**Stated problem**:
The records should be written out in full, with nothing altered.

**Listed records**:
------------------------

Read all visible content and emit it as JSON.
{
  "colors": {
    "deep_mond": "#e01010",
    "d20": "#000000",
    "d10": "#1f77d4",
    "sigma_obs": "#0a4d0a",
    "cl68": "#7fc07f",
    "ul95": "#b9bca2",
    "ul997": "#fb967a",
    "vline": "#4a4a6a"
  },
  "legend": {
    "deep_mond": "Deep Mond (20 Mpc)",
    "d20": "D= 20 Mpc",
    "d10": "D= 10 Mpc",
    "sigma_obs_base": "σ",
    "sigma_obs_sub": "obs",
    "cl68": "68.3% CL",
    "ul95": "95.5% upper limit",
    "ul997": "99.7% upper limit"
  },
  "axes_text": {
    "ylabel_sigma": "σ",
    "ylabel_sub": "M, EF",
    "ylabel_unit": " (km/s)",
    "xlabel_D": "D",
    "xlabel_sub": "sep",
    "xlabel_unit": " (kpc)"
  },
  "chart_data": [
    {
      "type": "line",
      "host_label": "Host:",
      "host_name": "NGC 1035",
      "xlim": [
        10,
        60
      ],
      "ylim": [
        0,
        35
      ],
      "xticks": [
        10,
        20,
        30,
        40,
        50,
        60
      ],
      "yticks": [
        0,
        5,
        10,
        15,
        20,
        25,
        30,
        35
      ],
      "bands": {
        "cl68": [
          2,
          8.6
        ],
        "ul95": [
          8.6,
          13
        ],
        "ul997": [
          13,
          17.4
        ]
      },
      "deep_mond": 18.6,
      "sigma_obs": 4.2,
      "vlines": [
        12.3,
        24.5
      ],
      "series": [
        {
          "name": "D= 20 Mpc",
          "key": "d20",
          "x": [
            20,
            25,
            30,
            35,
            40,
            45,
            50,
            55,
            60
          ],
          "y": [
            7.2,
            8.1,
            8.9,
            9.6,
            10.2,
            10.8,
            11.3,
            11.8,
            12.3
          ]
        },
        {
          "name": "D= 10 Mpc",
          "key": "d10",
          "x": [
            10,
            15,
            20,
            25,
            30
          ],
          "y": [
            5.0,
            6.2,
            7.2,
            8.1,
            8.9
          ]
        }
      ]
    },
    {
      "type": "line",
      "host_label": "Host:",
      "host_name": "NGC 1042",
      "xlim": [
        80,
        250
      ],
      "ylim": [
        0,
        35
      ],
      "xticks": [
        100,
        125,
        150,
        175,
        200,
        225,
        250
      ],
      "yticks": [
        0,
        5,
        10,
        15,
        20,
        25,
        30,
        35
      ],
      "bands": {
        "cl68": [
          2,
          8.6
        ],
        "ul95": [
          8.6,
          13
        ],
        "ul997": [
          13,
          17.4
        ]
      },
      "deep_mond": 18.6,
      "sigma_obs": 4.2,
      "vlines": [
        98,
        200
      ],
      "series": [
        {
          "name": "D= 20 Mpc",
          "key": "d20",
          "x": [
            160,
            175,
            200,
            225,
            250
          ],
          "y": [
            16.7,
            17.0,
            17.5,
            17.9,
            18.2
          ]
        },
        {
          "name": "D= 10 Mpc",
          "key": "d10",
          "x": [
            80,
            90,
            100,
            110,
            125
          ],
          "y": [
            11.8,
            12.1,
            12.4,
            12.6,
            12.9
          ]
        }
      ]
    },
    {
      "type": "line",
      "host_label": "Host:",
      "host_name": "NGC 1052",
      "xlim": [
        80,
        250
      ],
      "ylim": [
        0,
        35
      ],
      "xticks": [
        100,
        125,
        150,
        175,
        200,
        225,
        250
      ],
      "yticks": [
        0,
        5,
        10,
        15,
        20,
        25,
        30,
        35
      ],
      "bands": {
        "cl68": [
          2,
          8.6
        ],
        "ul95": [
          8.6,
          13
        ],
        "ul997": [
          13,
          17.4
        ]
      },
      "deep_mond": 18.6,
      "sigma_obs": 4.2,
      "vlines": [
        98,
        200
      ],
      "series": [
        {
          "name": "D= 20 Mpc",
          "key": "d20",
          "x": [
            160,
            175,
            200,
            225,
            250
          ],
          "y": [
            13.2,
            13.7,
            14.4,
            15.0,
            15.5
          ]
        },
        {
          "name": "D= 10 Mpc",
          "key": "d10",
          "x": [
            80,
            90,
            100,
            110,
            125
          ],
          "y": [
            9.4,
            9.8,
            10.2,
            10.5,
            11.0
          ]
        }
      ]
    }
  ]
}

------------------------

**Solved problem**:
Read all visible content and emit it as JSON.
{
  "colors": {
    "deep_mond": "#e01010",
    "d20": "#000000",
    "d10": "#1f77d4",
    "sigma_obs": "#0a4d0a",
    "cl68": "#7fc07f",
    "ul95": "#b9bca2",
    "ul997": "#fb967a",
    "vline": "#4a4a6a"
  },
  "legend": {
    "deep_mond": "Deep Mond (20 Mpc)",
    "d20": "D= 20 Mpc",
    "d10": "D= 10 Mpc",
    "sigma_obs_base": "σ",
    "sigma_obs_sub": "obs",
    "cl68": "68.3% CL",
    "ul95": "95.5% upper limit",
    "ul997": "99.7% upper limit"
  },
  "axes_text": {
    "ylabel_sigma": "σ",
    "ylabel_sub": "M, EF",
    "ylabel_unit": " (km/s)",
    "xlabel_D": "D",
    "xlabel_sub": "sep",
    "xlabel_unit": " (kpc)"
  },
  "chart_data": [
    {
      "type": "line",
      "host_label": "Host:",
      "host_name": "NGC 1035",
      "xlim": [
        10,
        60
      ],
      "ylim": [
        0,
        35
      ],
      "xticks": [
        10,
        20,
        30,
        40,
        50,
        60
      ],
      "yticks": [
        0,
        5,
        10,
        15,
        20,
        25,
        30,
        35
      ],
      "bands": {
        "cl68": [
          2,
          8.6
        ],
        "ul95": [
          8.6,
          13
        ],
        "ul997": [
          13,
          17.4
        ]
      },
      "deep_mond": 18.6,
      "sigma_obs": 4.2,
      "vlines": [
        12.3,
        24.5
      ],
      "series": [
        {
          "name": "D= 20 Mpc",
          "key": "d20",
          "x": [
            20,
            25,
            30,
            35,
            40,
            45,
            50,
            55,
            60
          ],
          "y": [
            7.2,
            8.1,
            8.9,
            9.6,
            10.2,
            10.8,
            11.3,
            11.8,
            12.3
          ]
        },
        {
          "name": "D= 10 Mpc",
          "key": "d10",
          "x": [
            10,
            15,
            20,
            25,
            30
          ],
          "y": [
            5.0,
            6.2,
            7.2,
            8.1,
            8.9
          ]
        }
      ]
    },
    {
      "type": "line",
      "host_label": "Host:",
      "host_name": "NGC 1042",
      "xlim": [
        80,
        250
      ],
      "ylim": [
        0,
        35
      ],
      "xticks": [
        100,
        125,
        150,
        175,
        200,
        225,
        250
      ],
      "yticks": [
        0,
        5,
        10,
        15,
        20,
        25,
        30,
        35
      ],
      "bands": {
        "cl68": [
          2,
          8.6
        ],
        "ul95": [
          8.6,
          13
        ],
        "ul997": [
          13,
          17.4
        ]
      },
      "deep_mond": 18.6,
      "sigma_obs": 4.2,
      "vlines": [
        98,
        200
      ],
      "series": [
        {
          "name": "D= 20 Mpc",
          "key": "d20",
          "x": [
            160,
            175,
            200,
            225,
            250
          ],
          "y": [
            16.7,
            17.0,
            17.5,
            17.9,
            18.2
          ]
        },
        {
          "name": "D= 10 Mpc",
          "key": "d10",
          "x": [
            80,
            90,
            100,
            110,
            125
          ],
          "y": [
            11.8,
            12.1,
            12.4,
            12.6,
            12.9
          ]
        }
      ]
    },
    {
      "type": "line",
      "host_label": "Host:",
      "host_name": "NGC 1052",
      "xlim": [
        80,
        250
      ],
      "ylim": [
        0,
        35
      ],
      "xticks": [
        100,
        125,
        150,
        175,
        200,
        225,
        250
      ],
      "yticks": [
        0,
        5,
        10,
        15,
        20,
        25,
        30,
        35
      ],
      "bands": {
        "cl68": [
          2,
          8.6
        ],
        "ul95": [
          8.6,
          13
        ],
        "ul997": [
          13,
          17.4
        ]
      },
      "deep_mond": 18.6,
      "sigma_obs": 4.2,
      "vlines": [
        98,
        200
      ],
      "series": [
        {
          "name": "D= 20 Mpc",
          "key": "d20",
          "x": [
            160,
            175,
            200,
            225,
            250
          ],
          "y": [
            13.2,
            13.7,
            14.4,
            15.0,
            15.5
          ]
        },
        {
          "name": "D= 10 Mpc",
          "key": "d10",
          "x": [
            80,
            90,
            100,
            110,
            125
          ],
          "y": [
            9.4,
            9.8,
            10.2,
            10.5,
            11.0
          ]
        }
      ]
    }
  ]
}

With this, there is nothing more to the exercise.